- _Material for this exercise_
******************************
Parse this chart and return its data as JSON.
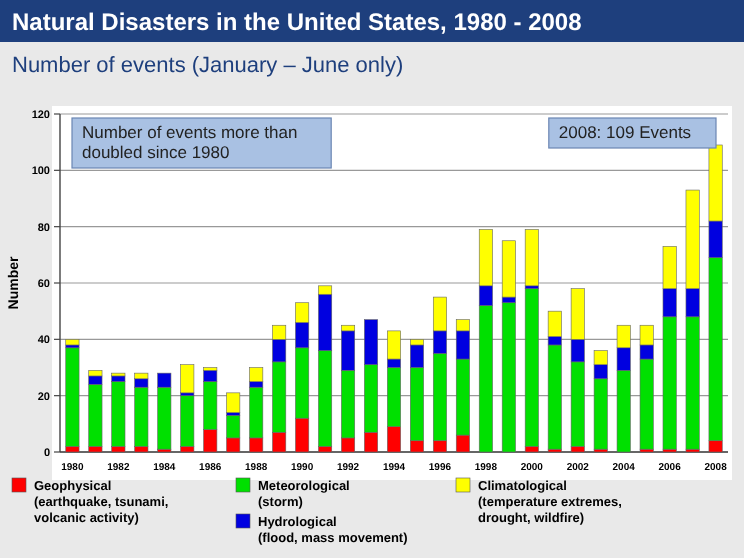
{
  "chart_data": {
    "type": "bar",
    "title": "Natural Disasters in the United States, 1980 - 2008",
    "subtitle": "Number of events (January – June only)",
    "ylabel": "Number",
    "categories": [
      "1980",
      null,
      "1982",
      null,
      "1984",
      null,
      "1986",
      null,
      "1988",
      null,
      "1990",
      null,
      "1992",
      null,
      "1994",
      null,
      "1996",
      null,
      "1998",
      null,
      "2000",
      null,
      "2002",
      null,
      "2004",
      null,
      "2006",
      null,
      "2008"
    ],
    "stacked": true,
    "ylim": [
      0,
      120
    ],
    "yticks": [
      0,
      20,
      40,
      60,
      80,
      100,
      120
    ],
    "grid": "y",
    "legend": "bottom",
    "annotations": [
      "Number of events more than doubled since 1980",
      "2008: 109 Events"
    ],
    "series": [
      {
        "name": "Geophysical (earthquake, tsunami, volcanic activity)",
        "color": "#ff0000",
        "values": [
          2,
          2,
          2,
          2,
          1,
          2,
          8,
          5,
          5,
          7,
          12,
          2,
          5,
          7,
          9,
          4,
          4,
          6,
          0,
          0,
          2,
          1,
          2,
          1,
          0,
          1,
          1,
          1,
          4
        ]
      },
      {
        "name": "Meteorological (storm)",
        "color": "#00e000",
        "values": [
          35,
          22,
          23,
          21,
          22,
          18,
          17,
          8,
          18,
          25,
          25,
          34,
          24,
          24,
          21,
          26,
          31,
          27,
          52,
          53,
          56,
          37,
          30,
          25,
          29,
          32,
          47,
          47,
          65
        ]
      },
      {
        "name": "Hydrological (flood, mass movement)",
        "color": "#0000e0",
        "values": [
          1,
          3,
          2,
          3,
          5,
          1,
          4,
          1,
          2,
          8,
          9,
          20,
          14,
          16,
          3,
          8,
          8,
          10,
          7,
          2,
          1,
          3,
          8,
          5,
          8,
          5,
          10,
          10,
          13
        ]
      },
      {
        "name": "Climatological (temperature extremes, drought, wildfire)",
        "color": "#ffff00",
        "values": [
          2,
          2,
          1,
          2,
          0,
          10,
          1,
          7,
          5,
          5,
          7,
          3,
          2,
          0,
          10,
          2,
          12,
          4,
          20,
          20,
          20,
          9,
          18,
          5,
          8,
          7,
          15,
          35,
          27
        ]
      }
    ]
  }
}
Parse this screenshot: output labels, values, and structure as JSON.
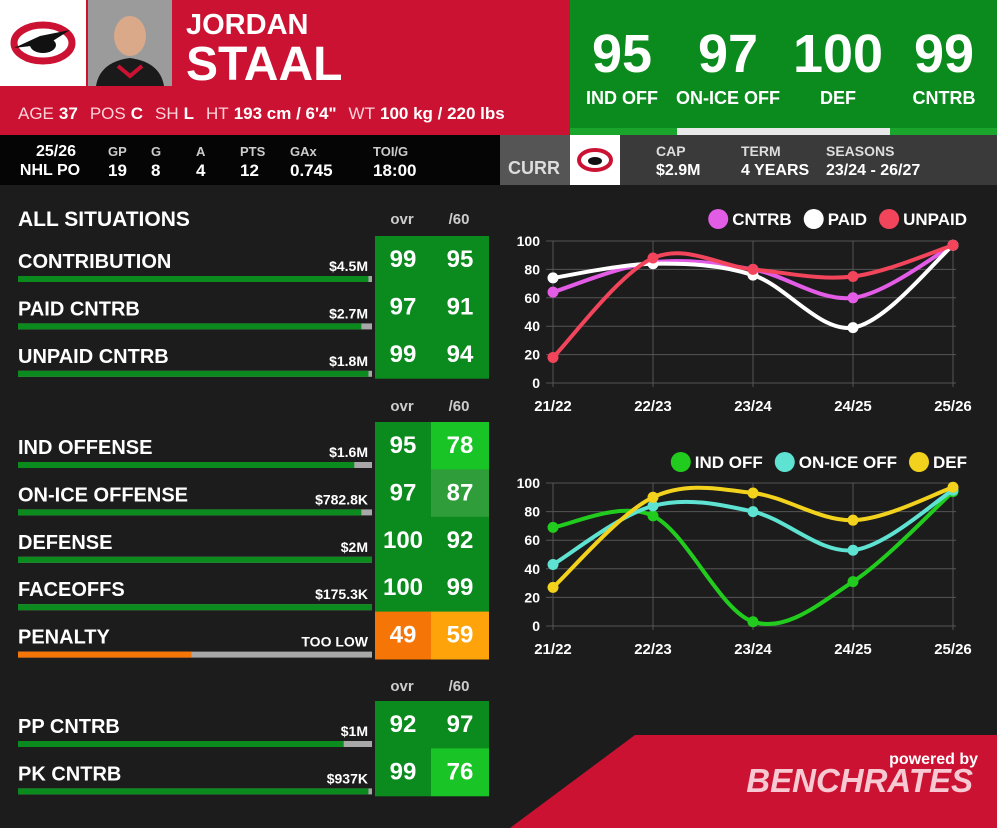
{
  "header": {
    "first_name": "JORDAN",
    "last_name": "STAAL",
    "bio": [
      {
        "label": "AGE",
        "value": "37"
      },
      {
        "label": "POS",
        "value": "C"
      },
      {
        "label": "SH",
        "value": "L"
      },
      {
        "label": "HT",
        "value": "193 cm / 6'4\""
      },
      {
        "label": "WT",
        "value": "100 kg / 220 lbs"
      }
    ],
    "ratings": [
      {
        "value": 95,
        "label": "IND OFF"
      },
      {
        "value": 97,
        "label": "ON-ICE OFF"
      },
      {
        "value": 100,
        "label": "DEF"
      },
      {
        "value": 99,
        "label": "CNTRB"
      }
    ]
  },
  "season": {
    "season": "25/26",
    "league": "NHL PO",
    "stats": [
      {
        "label": "GP",
        "value": 19
      },
      {
        "label": "G",
        "value": 8
      },
      {
        "label": "A",
        "value": 4
      },
      {
        "label": "PTS",
        "value": 12
      },
      {
        "label": "GAx",
        "value": 0.745
      },
      {
        "label": "TOI/G",
        "value": "18:00"
      }
    ]
  },
  "contract": {
    "status": "CURR",
    "items": [
      {
        "label": "CAP",
        "value": "$2.9M"
      },
      {
        "label": "TERM",
        "value": "4 YEARS"
      },
      {
        "label": "SEASONS",
        "value": "23/24 - 26/27"
      }
    ]
  },
  "groups": [
    {
      "title": "ALL SITUATIONS",
      "headers": [
        "ovr",
        "/60"
      ],
      "rows": [
        {
          "name": "CONTRIBUTION",
          "value": "$4.5M",
          "ovr": 99,
          "per60": 95
        },
        {
          "name": "PAID CNTRB",
          "value": "$2.7M",
          "ovr": 97,
          "per60": 91
        },
        {
          "name": "UNPAID CNTRB",
          "value": "$1.8M",
          "ovr": 99,
          "per60": 94
        }
      ]
    },
    {
      "headers": [
        "ovr",
        "/60"
      ],
      "rows": [
        {
          "name": "IND OFFENSE",
          "value": "$1.6M",
          "ovr": 95,
          "per60": 78
        },
        {
          "name": "ON-ICE OFFENSE",
          "value": "$782.8K",
          "ovr": 97,
          "per60": 87
        },
        {
          "name": "DEFENSE",
          "value": "$2M",
          "ovr": 100,
          "per60": 92
        },
        {
          "name": "FACEOFFS",
          "value": "$175.3K",
          "ovr": 100,
          "per60": 99
        },
        {
          "name": "PENALTY",
          "value": "TOO LOW",
          "ovr": 49,
          "per60": 59
        }
      ]
    },
    {
      "headers": [
        "ovr",
        "/60"
      ],
      "rows": [
        {
          "name": "PP CNTRB",
          "value": "$1M",
          "ovr": 92,
          "per60": 97
        },
        {
          "name": "PK CNTRB",
          "value": "$937K",
          "ovr": 99,
          "per60": 76
        }
      ]
    }
  ],
  "chart_data": [
    {
      "type": "line",
      "categories": [
        "21/22",
        "22/23",
        "23/24",
        "24/25",
        "25/26"
      ],
      "ylim": [
        0,
        100
      ],
      "yticks": [
        0,
        20,
        40,
        60,
        80,
        100
      ],
      "grid": true,
      "series": [
        {
          "name": "CNTRB",
          "color": "#e35ce6",
          "values": [
            64,
            85,
            80,
            60,
            97
          ]
        },
        {
          "name": "PAID",
          "color": "#ffffff",
          "values": [
            74,
            84,
            76,
            39,
            97
          ]
        },
        {
          "name": "UNPAID",
          "color": "#f2455c",
          "values": [
            18,
            88,
            80,
            75,
            97
          ]
        }
      ]
    },
    {
      "type": "line",
      "categories": [
        "21/22",
        "22/23",
        "23/24",
        "24/25",
        "25/26"
      ],
      "ylim": [
        0,
        100
      ],
      "yticks": [
        0,
        20,
        40,
        60,
        80,
        100
      ],
      "grid": true,
      "series": [
        {
          "name": "IND OFF",
          "color": "#22cc1e",
          "values": [
            69,
            77,
            3,
            31,
            94
          ]
        },
        {
          "name": "ON-ICE OFF",
          "color": "#5ee3d2",
          "values": [
            43,
            84,
            80,
            53,
            95
          ]
        },
        {
          "name": "DEF",
          "color": "#f2d21c",
          "values": [
            27,
            90,
            93,
            74,
            97
          ]
        }
      ]
    }
  ],
  "footer": {
    "powered_by": "powered by",
    "brand": "BENCHRATES"
  }
}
******************************
- _Your instructions_
Quote the preceding listing precisely and completely, omitting its images.

- _Answer to this exercise_
Parse this chart and return its data as JSON.
{
  "chart_data": {
    "type": "bar",
    "title": "Natural Disasters in the United States, 1980 - 2008",
    "subtitle": "Number of events (January – June only)",
    "ylabel": "Number",
    "categories": [
      "1980",
      null,
      "1982",
      null,
      "1984",
      null,
      "1986",
      null,
      "1988",
      null,
      "1990",
      null,
      "1992",
      null,
      "1994",
      null,
      "1996",
      null,
      "1998",
      null,
      "2000",
      null,
      "2002",
      null,
      "2004",
      null,
      "2006",
      null,
      "2008"
    ],
    "stacked": true,
    "ylim": [
      0,
      120
    ],
    "yticks": [
      0,
      20,
      40,
      60,
      80,
      100,
      120
    ],
    "grid": "y",
    "legend": "bottom",
    "annotations": [
      "Number of events more than doubled since 1980",
      "2008: 109 Events"
    ],
    "series": [
      {
        "name": "Geophysical (earthquake, tsunami, volcanic activity)",
        "color": "#ff0000",
        "values": [
          2,
          2,
          2,
          2,
          1,
          2,
          8,
          5,
          5,
          7,
          12,
          2,
          5,
          7,
          9,
          4,
          4,
          6,
          0,
          0,
          2,
          1,
          2,
          1,
          0,
          1,
          1,
          1,
          4
        ]
      },
      {
        "name": "Meteorological (storm)",
        "color": "#00e000",
        "values": [
          35,
          22,
          23,
          21,
          22,
          18,
          17,
          8,
          18,
          25,
          25,
          34,
          24,
          24,
          21,
          26,
          31,
          27,
          52,
          53,
          56,
          37,
          30,
          25,
          29,
          32,
          47,
          47,
          65
        ]
      },
      {
        "name": "Hydrological (flood, mass movement)",
        "color": "#0000e0",
        "values": [
          1,
          3,
          2,
          3,
          5,
          1,
          4,
          1,
          2,
          8,
          9,
          20,
          14,
          16,
          3,
          8,
          8,
          10,
          7,
          2,
          1,
          3,
          8,
          5,
          8,
          5,
          10,
          10,
          13
        ]
      },
      {
        "name": "Climatological (temperature extremes, drought, wildfire)",
        "color": "#ffff00",
        "values": [
          2,
          2,
          1,
          2,
          0,
          10,
          1,
          7,
          5,
          5,
          7,
          3,
          2,
          0,
          10,
          2,
          12,
          4,
          20,
          20,
          20,
          9,
          18,
          5,
          8,
          7,
          15,
          35,
          27
        ]
      }
    ]
  }
}
Parse this screenshot: output labels, values, and structure as JSON.
{
  "header": {
    "first_name": "JORDAN",
    "last_name": "STAAL",
    "bio": [
      {
        "label": "AGE",
        "value": "37"
      },
      {
        "label": "POS",
        "value": "C"
      },
      {
        "label": "SH",
        "value": "L"
      },
      {
        "label": "HT",
        "value": "193 cm / 6'4\""
      },
      {
        "label": "WT",
        "value": "100 kg / 220 lbs"
      }
    ],
    "ratings": [
      {
        "value": 95,
        "label": "IND OFF"
      },
      {
        "value": 97,
        "label": "ON-ICE OFF"
      },
      {
        "value": 100,
        "label": "DEF"
      },
      {
        "value": 99,
        "label": "CNTRB"
      }
    ]
  },
  "season": {
    "season": "25/26",
    "league": "NHL PO",
    "stats": [
      {
        "label": "GP",
        "value": 19
      },
      {
        "label": "G",
        "value": 8
      },
      {
        "label": "A",
        "value": 4
      },
      {
        "label": "PTS",
        "value": 12
      },
      {
        "label": "GAx",
        "value": 0.745
      },
      {
        "label": "TOI/G",
        "value": "18:00"
      }
    ]
  },
  "contract": {
    "status": "CURR",
    "items": [
      {
        "label": "CAP",
        "value": "$2.9M"
      },
      {
        "label": "TERM",
        "value": "4 YEARS"
      },
      {
        "label": "SEASONS",
        "value": "23/24 - 26/27"
      }
    ]
  },
  "groups": [
    {
      "title": "ALL SITUATIONS",
      "headers": [
        "ovr",
        "/60"
      ],
      "rows": [
        {
          "name": "CONTRIBUTION",
          "value": "$4.5M",
          "ovr": 99,
          "per60": 95
        },
        {
          "name": "PAID CNTRB",
          "value": "$2.7M",
          "ovr": 97,
          "per60": 91
        },
        {
          "name": "UNPAID CNTRB",
          "value": "$1.8M",
          "ovr": 99,
          "per60": 94
        }
      ]
    },
    {
      "headers": [
        "ovr",
        "/60"
      ],
      "rows": [
        {
          "name": "IND OFFENSE",
          "value": "$1.6M",
          "ovr": 95,
          "per60": 78
        },
        {
          "name": "ON-ICE OFFENSE",
          "value": "$782.8K",
          "ovr": 97,
          "per60": 87
        },
        {
          "name": "DEFENSE",
          "value": "$2M",
          "ovr": 100,
          "per60": 92
        },
        {
          "name": "FACEOFFS",
          "value": "$175.3K",
          "ovr": 100,
          "per60": 99
        },
        {
          "name": "PENALTY",
          "value": "TOO LOW",
          "ovr": 49,
          "per60": 59
        }
      ]
    },
    {
      "headers": [
        "ovr",
        "/60"
      ],
      "rows": [
        {
          "name": "PP CNTRB",
          "value": "$1M",
          "ovr": 92,
          "per60": 97
        },
        {
          "name": "PK CNTRB",
          "value": "$937K",
          "ovr": 99,
          "per60": 76
        }
      ]
    }
  ],
  "chart_data": [
    {
      "type": "line",
      "categories": [
        "21/22",
        "22/23",
        "23/24",
        "24/25",
        "25/26"
      ],
      "ylim": [
        0,
        100
      ],
      "yticks": [
        0,
        20,
        40,
        60,
        80,
        100
      ],
      "grid": true,
      "series": [
        {
          "name": "CNTRB",
          "color": "#e35ce6",
          "values": [
            64,
            85,
            80,
            60,
            97
          ]
        },
        {
          "name": "PAID",
          "color": "#ffffff",
          "values": [
            74,
            84,
            76,
            39,
            97
          ]
        },
        {
          "name": "UNPAID",
          "color": "#f2455c",
          "values": [
            18,
            88,
            80,
            75,
            97
          ]
        }
      ]
    },
    {
      "type": "line",
      "categories": [
        "21/22",
        "22/23",
        "23/24",
        "24/25",
        "25/26"
      ],
      "ylim": [
        0,
        100
      ],
      "yticks": [
        0,
        20,
        40,
        60,
        80,
        100
      ],
      "grid": true,
      "series": [
        {
          "name": "IND OFF",
          "color": "#22cc1e",
          "values": [
            69,
            77,
            3,
            31,
            94
          ]
        },
        {
          "name": "ON-ICE OFF",
          "color": "#5ee3d2",
          "values": [
            43,
            84,
            80,
            53,
            95
          ]
        },
        {
          "name": "DEF",
          "color": "#f2d21c",
          "values": [
            27,
            90,
            93,
            74,
            97
          ]
        }
      ]
    }
  ],
  "footer": {
    "powered_by": "powered by",
    "brand": "BENCHRATES"
  }
}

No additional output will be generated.